The exercise
Would you copy out the whole listing exactly as given?

Data
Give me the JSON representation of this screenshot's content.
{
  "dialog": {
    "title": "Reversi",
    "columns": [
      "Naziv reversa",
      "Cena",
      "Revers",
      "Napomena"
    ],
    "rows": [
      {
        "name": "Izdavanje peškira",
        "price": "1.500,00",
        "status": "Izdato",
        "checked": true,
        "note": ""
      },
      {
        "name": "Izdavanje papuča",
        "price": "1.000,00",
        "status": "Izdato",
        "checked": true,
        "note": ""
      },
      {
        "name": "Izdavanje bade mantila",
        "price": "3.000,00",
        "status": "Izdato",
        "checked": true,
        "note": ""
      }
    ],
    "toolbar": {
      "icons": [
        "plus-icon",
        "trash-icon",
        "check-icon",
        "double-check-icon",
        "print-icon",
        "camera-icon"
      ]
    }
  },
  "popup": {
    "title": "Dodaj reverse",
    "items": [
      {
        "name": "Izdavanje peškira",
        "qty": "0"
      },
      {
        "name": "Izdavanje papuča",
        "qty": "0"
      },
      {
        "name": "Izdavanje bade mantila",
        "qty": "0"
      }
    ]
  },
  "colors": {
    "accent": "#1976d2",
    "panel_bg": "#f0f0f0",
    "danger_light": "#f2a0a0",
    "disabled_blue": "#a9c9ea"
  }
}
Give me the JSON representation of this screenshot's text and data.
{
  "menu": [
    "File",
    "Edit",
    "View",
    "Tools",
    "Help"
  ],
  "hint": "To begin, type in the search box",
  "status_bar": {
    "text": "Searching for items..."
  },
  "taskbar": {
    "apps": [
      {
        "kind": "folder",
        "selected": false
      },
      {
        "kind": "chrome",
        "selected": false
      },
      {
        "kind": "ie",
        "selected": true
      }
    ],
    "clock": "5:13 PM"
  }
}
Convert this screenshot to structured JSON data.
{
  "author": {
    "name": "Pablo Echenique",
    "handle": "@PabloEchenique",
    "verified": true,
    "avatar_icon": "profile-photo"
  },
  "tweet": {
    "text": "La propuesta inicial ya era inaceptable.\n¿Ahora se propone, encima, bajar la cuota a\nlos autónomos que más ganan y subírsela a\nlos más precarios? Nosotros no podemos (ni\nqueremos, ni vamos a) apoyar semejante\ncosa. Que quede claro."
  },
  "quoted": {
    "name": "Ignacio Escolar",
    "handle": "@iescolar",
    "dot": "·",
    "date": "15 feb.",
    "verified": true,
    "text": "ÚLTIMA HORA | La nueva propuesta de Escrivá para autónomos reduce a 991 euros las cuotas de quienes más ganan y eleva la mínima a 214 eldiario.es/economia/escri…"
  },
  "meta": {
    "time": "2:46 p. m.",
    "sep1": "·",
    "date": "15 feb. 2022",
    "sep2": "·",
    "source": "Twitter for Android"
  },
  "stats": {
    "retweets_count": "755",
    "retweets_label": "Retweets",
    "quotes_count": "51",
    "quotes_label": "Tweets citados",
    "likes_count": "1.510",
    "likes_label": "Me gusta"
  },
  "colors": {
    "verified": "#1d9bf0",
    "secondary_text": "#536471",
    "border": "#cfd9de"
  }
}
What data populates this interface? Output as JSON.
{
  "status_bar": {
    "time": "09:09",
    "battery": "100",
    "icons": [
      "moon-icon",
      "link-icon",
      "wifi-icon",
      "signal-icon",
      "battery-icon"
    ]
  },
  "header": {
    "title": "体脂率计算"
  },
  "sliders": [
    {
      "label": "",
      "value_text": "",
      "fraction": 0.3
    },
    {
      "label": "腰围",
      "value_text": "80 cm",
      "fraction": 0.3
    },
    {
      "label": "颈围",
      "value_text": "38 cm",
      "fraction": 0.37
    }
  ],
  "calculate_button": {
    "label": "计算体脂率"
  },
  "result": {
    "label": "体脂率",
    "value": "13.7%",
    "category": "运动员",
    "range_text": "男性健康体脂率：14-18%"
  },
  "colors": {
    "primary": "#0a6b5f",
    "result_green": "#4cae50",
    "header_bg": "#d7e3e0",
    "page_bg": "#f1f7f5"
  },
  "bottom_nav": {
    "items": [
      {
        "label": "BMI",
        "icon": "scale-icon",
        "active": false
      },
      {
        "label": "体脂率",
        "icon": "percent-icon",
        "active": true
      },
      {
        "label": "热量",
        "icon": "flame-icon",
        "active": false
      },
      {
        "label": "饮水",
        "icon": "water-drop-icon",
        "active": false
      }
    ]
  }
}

The result
Give me the JSON representation of this screenshot's content.
{
  "dialog": {
    "title": "Reversi",
    "columns": [
      "Naziv reversa",
      "Cena",
      "Revers",
      "Napomena"
    ],
    "rows": [
      {
        "name": "Izdavanje peškira",
        "price": "1.500,00",
        "status": "Izdato",
        "checked": true,
        "note": ""
      },
      {
        "name": "Izdavanje papuča",
        "price": "1.000,00",
        "status": "Izdato",
        "checked": true,
        "note": ""
      },
      {
        "name": "Izdavanje bade mantila",
        "price": "3.000,00",
        "status": "Izdato",
        "checked": true,
        "note": ""
      }
    ],
    "toolbar": {
      "icons": [
        "plus-icon",
        "trash-icon",
        "check-icon",
        "double-check-icon",
        "print-icon",
        "camera-icon"
      ]
    }
  },
  "popup": {
    "title": "Dodaj reverse",
    "items": [
      {
        "name": "Izdavanje peškira",
        "qty": "0"
      },
      {
        "name": "Izdavanje papuča",
        "qty": "0"
      },
      {
        "name": "Izdavanje bade mantila",
        "qty": "0"
      }
    ]
  },
  "colors": {
    "accent": "#1976d2",
    "panel_bg": "#f0f0f0",
    "danger_light": "#f2a0a0",
    "disabled_blue": "#a9c9ea"
  }
}
Give me the JSON representation of this screenshot's text and data.
{
  "menu": [
    "File",
    "Edit",
    "View",
    "Tools",
    "Help"
  ],
  "hint": "To begin, type in the search box",
  "status_bar": {
    "text": "Searching for items..."
  },
  "taskbar": {
    "apps": [
      {
        "kind": "folder",
        "selected": false
      },
      {
        "kind": "chrome",
        "selected": false
      },
      {
        "kind": "ie",
        "selected": true
      }
    ],
    "clock": "5:13 PM"
  }
}
Convert this screenshot to structured JSON data.
{
  "author": {
    "name": "Pablo Echenique",
    "handle": "@PabloEchenique",
    "verified": true,
    "avatar_icon": "profile-photo"
  },
  "tweet": {
    "text": "La propuesta inicial ya era inaceptable.\n¿Ahora se propone, encima, bajar la cuota a\nlos autónomos que más ganan y subírsela a\nlos más precarios? Nosotros no podemos (ni\nqueremos, ni vamos a) apoyar semejante\ncosa. Que quede claro."
  },
  "quoted": {
    "name": "Ignacio Escolar",
    "handle": "@iescolar",
    "dot": "·",
    "date": "15 feb.",
    "verified": true,
    "text": "ÚLTIMA HORA | La nueva propuesta de Escrivá para autónomos reduce a 991 euros las cuotas de quienes más ganan y eleva la mínima a 214 eldiario.es/economia/escri…"
  },
  "meta": {
    "time": "2:46 p. m.",
    "sep1": "·",
    "date": "15 feb. 2022",
    "sep2": "·",
    "source": "Twitter for Android"
  },
  "stats": {
    "retweets_count": "755",
    "retweets_label": "Retweets",
    "quotes_count": "51",
    "quotes_label": "Tweets citados",
    "likes_count": "1.510",
    "likes_label": "Me gusta"
  },
  "colors": {
    "verified": "#1d9bf0",
    "secondary_text": "#536471",
    "border": "#cfd9de"
  }
}
What data populates this interface? Output as JSON.
{
  "status_bar": {
    "time": "09:09",
    "battery": "100",
    "icons": [
      "moon-icon",
      "link-icon",
      "wifi-icon",
      "signal-icon",
      "battery-icon"
    ]
  },
  "header": {
    "title": "体脂率计算"
  },
  "sliders": [
    {
      "label": "",
      "value_text": "",
      "fraction": 0.3
    },
    {
      "label": "腰围",
      "value_text": "80 cm",
      "fraction": 0.3
    },
    {
      "label": "颈围",
      "value_text": "38 cm",
      "fraction": 0.37
    }
  ],
  "calculate_button": {
    "label": "计算体脂率"
  },
  "result": {
    "label": "体脂率",
    "value": "13.7%",
    "category": "运动员",
    "range_text": "男性健康体脂率：14-18%"
  },
  "colors": {
    "primary": "#0a6b5f",
    "result_green": "#4cae50",
    "header_bg": "#d7e3e0",
    "page_bg": "#f1f7f5"
  },
  "bottom_nav": {
    "items": [
      {
        "label": "BMI",
        "icon": "scale-icon",
        "active": false
      },
      {
        "label": "体脂率",
        "icon": "percent-icon",
        "active": true
      },
      {
        "label": "热量",
        "icon": "flame-icon",
        "active": false
      },
      {
        "label": "饮水",
        "icon": "water-drop-icon",
        "active": false
      }
    ]
  }
}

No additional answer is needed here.